Required task: Your task is to write out the complete listing exactly as it is shown.

++++++++++

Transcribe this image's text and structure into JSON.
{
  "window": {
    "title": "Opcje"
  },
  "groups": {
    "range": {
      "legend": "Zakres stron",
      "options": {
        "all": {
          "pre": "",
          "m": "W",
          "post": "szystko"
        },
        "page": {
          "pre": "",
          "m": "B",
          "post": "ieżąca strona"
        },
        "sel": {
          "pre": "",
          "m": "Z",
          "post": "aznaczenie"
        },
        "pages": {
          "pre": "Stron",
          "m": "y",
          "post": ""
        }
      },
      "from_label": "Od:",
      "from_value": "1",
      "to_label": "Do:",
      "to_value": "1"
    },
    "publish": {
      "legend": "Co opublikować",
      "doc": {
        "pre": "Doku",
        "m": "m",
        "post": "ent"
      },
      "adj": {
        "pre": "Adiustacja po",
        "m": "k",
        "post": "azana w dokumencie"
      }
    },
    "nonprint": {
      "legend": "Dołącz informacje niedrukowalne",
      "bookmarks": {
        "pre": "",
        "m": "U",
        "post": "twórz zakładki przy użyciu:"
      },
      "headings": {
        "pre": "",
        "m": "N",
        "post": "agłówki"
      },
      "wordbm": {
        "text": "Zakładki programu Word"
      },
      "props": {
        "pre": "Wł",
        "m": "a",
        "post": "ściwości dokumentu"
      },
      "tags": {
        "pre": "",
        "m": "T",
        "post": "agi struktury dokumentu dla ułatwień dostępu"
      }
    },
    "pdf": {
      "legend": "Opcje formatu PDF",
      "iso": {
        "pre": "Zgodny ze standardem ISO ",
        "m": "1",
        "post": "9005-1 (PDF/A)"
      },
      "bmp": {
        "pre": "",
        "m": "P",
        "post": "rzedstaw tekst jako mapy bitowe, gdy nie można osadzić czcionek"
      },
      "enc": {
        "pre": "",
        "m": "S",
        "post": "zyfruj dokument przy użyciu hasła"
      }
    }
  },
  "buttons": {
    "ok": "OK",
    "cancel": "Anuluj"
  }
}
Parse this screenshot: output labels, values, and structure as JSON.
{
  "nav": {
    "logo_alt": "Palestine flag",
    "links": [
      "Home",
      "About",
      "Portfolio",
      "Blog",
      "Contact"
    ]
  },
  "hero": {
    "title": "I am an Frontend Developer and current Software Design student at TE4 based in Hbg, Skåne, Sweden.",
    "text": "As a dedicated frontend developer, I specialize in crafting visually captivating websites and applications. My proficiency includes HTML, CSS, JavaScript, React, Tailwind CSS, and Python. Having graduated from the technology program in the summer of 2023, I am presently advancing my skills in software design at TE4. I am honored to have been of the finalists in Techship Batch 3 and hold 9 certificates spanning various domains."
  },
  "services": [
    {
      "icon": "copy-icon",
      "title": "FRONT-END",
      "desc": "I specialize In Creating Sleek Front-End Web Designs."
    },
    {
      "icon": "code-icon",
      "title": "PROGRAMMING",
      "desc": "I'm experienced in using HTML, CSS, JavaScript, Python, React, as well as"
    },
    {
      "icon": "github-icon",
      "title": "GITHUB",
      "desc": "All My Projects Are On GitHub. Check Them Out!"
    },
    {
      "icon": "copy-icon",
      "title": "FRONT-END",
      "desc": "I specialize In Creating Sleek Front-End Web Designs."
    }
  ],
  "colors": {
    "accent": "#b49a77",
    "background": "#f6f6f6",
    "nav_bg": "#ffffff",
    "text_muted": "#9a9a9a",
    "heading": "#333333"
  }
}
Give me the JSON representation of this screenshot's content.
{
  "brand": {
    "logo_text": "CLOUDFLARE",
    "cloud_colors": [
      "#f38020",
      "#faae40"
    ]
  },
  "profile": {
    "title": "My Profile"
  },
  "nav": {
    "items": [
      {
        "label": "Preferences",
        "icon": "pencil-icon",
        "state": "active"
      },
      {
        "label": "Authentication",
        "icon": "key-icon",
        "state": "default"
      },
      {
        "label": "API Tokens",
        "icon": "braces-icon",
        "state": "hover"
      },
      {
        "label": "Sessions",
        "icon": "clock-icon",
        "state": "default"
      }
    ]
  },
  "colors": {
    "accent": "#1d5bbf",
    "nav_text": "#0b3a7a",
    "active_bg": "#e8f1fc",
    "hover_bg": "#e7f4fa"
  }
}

++++++++++

Response below:
Transcribe this image's text and structure into JSON.
{
  "window": {
    "title": "Opcje"
  },
  "groups": {
    "range": {
      "legend": "Zakres stron",
      "options": {
        "all": {
          "pre": "",
          "m": "W",
          "post": "szystko"
        },
        "page": {
          "pre": "",
          "m": "B",
          "post": "ieżąca strona"
        },
        "sel": {
          "pre": "",
          "m": "Z",
          "post": "aznaczenie"
        },
        "pages": {
          "pre": "Stron",
          "m": "y",
          "post": ""
        }
      },
      "from_label": "Od:",
      "from_value": "1",
      "to_label": "Do:",
      "to_value": "1"
    },
    "publish": {
      "legend": "Co opublikować",
      "doc": {
        "pre": "Doku",
        "m": "m",
        "post": "ent"
      },
      "adj": {
        "pre": "Adiustacja po",
        "m": "k",
        "post": "azana w dokumencie"
      }
    },
    "nonprint": {
      "legend": "Dołącz informacje niedrukowalne",
      "bookmarks": {
        "pre": "",
        "m": "U",
        "post": "twórz zakładki przy użyciu:"
      },
      "headings": {
        "pre": "",
        "m": "N",
        "post": "agłówki"
      },
      "wordbm": {
        "text": "Zakładki programu Word"
      },
      "props": {
        "pre": "Wł",
        "m": "a",
        "post": "ściwości dokumentu"
      },
      "tags": {
        "pre": "",
        "m": "T",
        "post": "agi struktury dokumentu dla ułatwień dostępu"
      }
    },
    "pdf": {
      "legend": "Opcje formatu PDF",
      "iso": {
        "pre": "Zgodny ze standardem ISO ",
        "m": "1",
        "post": "9005-1 (PDF/A)"
      },
      "bmp": {
        "pre": "",
        "m": "P",
        "post": "rzedstaw tekst jako mapy bitowe, gdy nie można osadzić czcionek"
      },
      "enc": {
        "pre": "",
        "m": "S",
        "post": "zyfruj dokument przy użyciu hasła"
      }
    }
  },
  "buttons": {
    "ok": "OK",
    "cancel": "Anuluj"
  }
}
Parse this screenshot: output labels, values, and structure as JSON.
{
  "nav": {
    "logo_alt": "Palestine flag",
    "links": [
      "Home",
      "About",
      "Portfolio",
      "Blog",
      "Contact"
    ]
  },
  "hero": {
    "title": "I am an Frontend Developer and current Software Design student at TE4 based in Hbg, Skåne, Sweden.",
    "text": "As a dedicated frontend developer, I specialize in crafting visually captivating websites and applications. My proficiency includes HTML, CSS, JavaScript, React, Tailwind CSS, and Python. Having graduated from the technology program in the summer of 2023, I am presently advancing my skills in software design at TE4. I am honored to have been of the finalists in Techship Batch 3 and hold 9 certificates spanning various domains."
  },
  "services": [
    {
      "icon": "copy-icon",
      "title": "FRONT-END",
      "desc": "I specialize In Creating Sleek Front-End Web Designs."
    },
    {
      "icon": "code-icon",
      "title": "PROGRAMMING",
      "desc": "I'm experienced in using HTML, CSS, JavaScript, Python, React, as well as"
    },
    {
      "icon": "github-icon",
      "title": "GITHUB",
      "desc": "All My Projects Are On GitHub. Check Them Out!"
    },
    {
      "icon": "copy-icon",
      "title": "FRONT-END",
      "desc": "I specialize In Creating Sleek Front-End Web Designs."
    }
  ],
  "colors": {
    "accent": "#b49a77",
    "background": "#f6f6f6",
    "nav_bg": "#ffffff",
    "text_muted": "#9a9a9a",
    "heading": "#333333"
  }
}
Give me the JSON representation of this screenshot's content.
{
  "brand": {
    "logo_text": "CLOUDFLARE",
    "cloud_colors": [
      "#f38020",
      "#faae40"
    ]
  },
  "profile": {
    "title": "My Profile"
  },
  "nav": {
    "items": [
      {
        "label": "Preferences",
        "icon": "pencil-icon",
        "state": "active"
      },
      {
        "label": "Authentication",
        "icon": "key-icon",
        "state": "default"
      },
      {
        "label": "API Tokens",
        "icon": "braces-icon",
        "state": "hover"
      },
      {
        "label": "Sessions",
        "icon": "clock-icon",
        "state": "default"
      }
    ]
  },
  "colors": {
    "accent": "#1d5bbf",
    "nav_text": "#0b3a7a",
    "active_bg": "#e8f1fc",
    "hover_bg": "#e7f4fa"
  }
}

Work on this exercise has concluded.